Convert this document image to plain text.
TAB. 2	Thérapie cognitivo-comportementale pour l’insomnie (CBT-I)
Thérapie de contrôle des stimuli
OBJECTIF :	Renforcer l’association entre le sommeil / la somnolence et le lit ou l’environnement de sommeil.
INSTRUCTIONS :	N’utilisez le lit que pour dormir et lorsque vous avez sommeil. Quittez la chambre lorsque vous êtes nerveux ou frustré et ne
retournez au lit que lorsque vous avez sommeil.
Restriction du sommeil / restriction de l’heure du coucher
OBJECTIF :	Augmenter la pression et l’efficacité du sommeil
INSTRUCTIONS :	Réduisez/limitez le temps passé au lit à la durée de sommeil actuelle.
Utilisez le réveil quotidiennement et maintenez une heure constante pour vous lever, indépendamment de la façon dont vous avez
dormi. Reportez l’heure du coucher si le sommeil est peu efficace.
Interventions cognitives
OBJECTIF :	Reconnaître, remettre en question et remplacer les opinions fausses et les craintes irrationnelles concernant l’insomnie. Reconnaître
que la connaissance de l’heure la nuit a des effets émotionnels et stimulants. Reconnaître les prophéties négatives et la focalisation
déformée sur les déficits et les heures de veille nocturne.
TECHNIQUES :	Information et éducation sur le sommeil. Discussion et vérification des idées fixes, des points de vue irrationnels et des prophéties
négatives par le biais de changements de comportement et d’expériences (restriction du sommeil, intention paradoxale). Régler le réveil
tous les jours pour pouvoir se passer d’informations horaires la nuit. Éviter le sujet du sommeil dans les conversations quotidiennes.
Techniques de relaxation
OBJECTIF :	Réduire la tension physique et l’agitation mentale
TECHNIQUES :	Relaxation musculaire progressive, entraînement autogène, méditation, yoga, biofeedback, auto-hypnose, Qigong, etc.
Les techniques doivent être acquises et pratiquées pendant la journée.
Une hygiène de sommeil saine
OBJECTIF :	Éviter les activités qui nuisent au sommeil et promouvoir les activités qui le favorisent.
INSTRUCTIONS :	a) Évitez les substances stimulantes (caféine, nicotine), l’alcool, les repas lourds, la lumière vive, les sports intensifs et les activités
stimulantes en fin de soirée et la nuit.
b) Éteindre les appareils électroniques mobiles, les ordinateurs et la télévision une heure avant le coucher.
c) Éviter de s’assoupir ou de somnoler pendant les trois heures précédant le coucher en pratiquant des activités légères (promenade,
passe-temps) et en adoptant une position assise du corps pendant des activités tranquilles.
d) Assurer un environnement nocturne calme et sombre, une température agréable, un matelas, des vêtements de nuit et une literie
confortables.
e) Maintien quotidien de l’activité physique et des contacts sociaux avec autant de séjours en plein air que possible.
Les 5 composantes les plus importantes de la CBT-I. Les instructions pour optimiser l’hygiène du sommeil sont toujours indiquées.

### Requirements
Look over the listing. Pull out every line with the string "physique" in it.

### Correct answer
OBJECTIF :	Réduire la tension physique et l’agitation mentale
e) Maintien quotidien de l’activité physique et des contacts sociaux avec autant de séjours en plein air que possible.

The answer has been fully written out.